**WHAT TO PRODUCE**
Write out again, word for word, the rows below, starting with the very first one and going on through the row that contains "- track-r2: [23, 404, 497, 878]". Include both of those rows.

**SOURCE RECORDS**
BEGIN
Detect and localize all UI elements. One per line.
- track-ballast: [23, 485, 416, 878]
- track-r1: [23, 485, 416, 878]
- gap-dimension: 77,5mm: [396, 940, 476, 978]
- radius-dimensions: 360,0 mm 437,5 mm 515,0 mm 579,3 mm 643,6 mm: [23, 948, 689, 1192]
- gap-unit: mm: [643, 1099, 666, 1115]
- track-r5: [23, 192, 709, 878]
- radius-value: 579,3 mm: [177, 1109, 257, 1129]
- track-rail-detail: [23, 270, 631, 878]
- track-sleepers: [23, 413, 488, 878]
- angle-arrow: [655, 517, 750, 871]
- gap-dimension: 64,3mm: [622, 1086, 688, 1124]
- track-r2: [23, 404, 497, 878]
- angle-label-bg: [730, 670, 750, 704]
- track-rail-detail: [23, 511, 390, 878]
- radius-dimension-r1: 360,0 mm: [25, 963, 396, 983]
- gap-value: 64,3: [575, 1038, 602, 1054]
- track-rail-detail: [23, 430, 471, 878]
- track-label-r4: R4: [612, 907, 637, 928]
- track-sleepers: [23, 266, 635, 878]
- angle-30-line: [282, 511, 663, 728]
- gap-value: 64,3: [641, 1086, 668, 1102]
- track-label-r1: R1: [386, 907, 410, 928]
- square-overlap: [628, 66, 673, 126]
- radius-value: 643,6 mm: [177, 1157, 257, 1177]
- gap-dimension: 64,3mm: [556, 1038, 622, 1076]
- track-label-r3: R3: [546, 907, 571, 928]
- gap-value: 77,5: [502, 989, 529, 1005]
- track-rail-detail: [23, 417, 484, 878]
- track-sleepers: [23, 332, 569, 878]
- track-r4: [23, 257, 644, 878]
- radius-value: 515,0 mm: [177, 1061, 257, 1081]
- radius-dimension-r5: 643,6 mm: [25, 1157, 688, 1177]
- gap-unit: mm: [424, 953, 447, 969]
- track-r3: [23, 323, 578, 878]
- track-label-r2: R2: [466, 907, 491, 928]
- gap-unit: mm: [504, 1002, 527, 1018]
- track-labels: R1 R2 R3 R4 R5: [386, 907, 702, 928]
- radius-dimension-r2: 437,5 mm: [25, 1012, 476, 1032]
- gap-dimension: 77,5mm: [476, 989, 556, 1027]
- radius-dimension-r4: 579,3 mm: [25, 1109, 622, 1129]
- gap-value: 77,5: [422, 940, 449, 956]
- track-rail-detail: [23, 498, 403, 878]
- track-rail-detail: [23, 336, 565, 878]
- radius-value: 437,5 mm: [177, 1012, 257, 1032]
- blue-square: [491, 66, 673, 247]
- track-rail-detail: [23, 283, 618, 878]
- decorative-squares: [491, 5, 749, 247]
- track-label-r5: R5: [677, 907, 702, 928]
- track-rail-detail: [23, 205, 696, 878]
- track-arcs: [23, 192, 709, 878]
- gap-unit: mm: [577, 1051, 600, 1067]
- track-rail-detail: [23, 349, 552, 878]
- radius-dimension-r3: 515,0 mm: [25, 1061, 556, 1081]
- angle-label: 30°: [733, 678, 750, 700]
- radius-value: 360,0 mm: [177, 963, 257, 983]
END
**REPLY TO THE EXERCISE**
Detect and localize all UI elements. One per line.
- track-ballast: [23, 485, 416, 878]
- track-r1: [23, 485, 416, 878]
- gap-dimension: 77,5mm: [396, 940, 476, 978]
- radius-dimensions: 360,0 mm 437,5 mm 515,0 mm 579,3 mm 643,6 mm: [23, 948, 689, 1192]
- gap-unit: mm: [643, 1099, 666, 1115]
- track-r5: [23, 192, 709, 878]
- radius-value: 579,3 mm: [177, 1109, 257, 1129]
- track-rail-detail: [23, 270, 631, 878]
- track-sleepers: [23, 413, 488, 878]
- angle-arrow: [655, 517, 750, 871]
- gap-dimension: 64,3mm: [622, 1086, 688, 1124]
- track-r2: [23, 404, 497, 878]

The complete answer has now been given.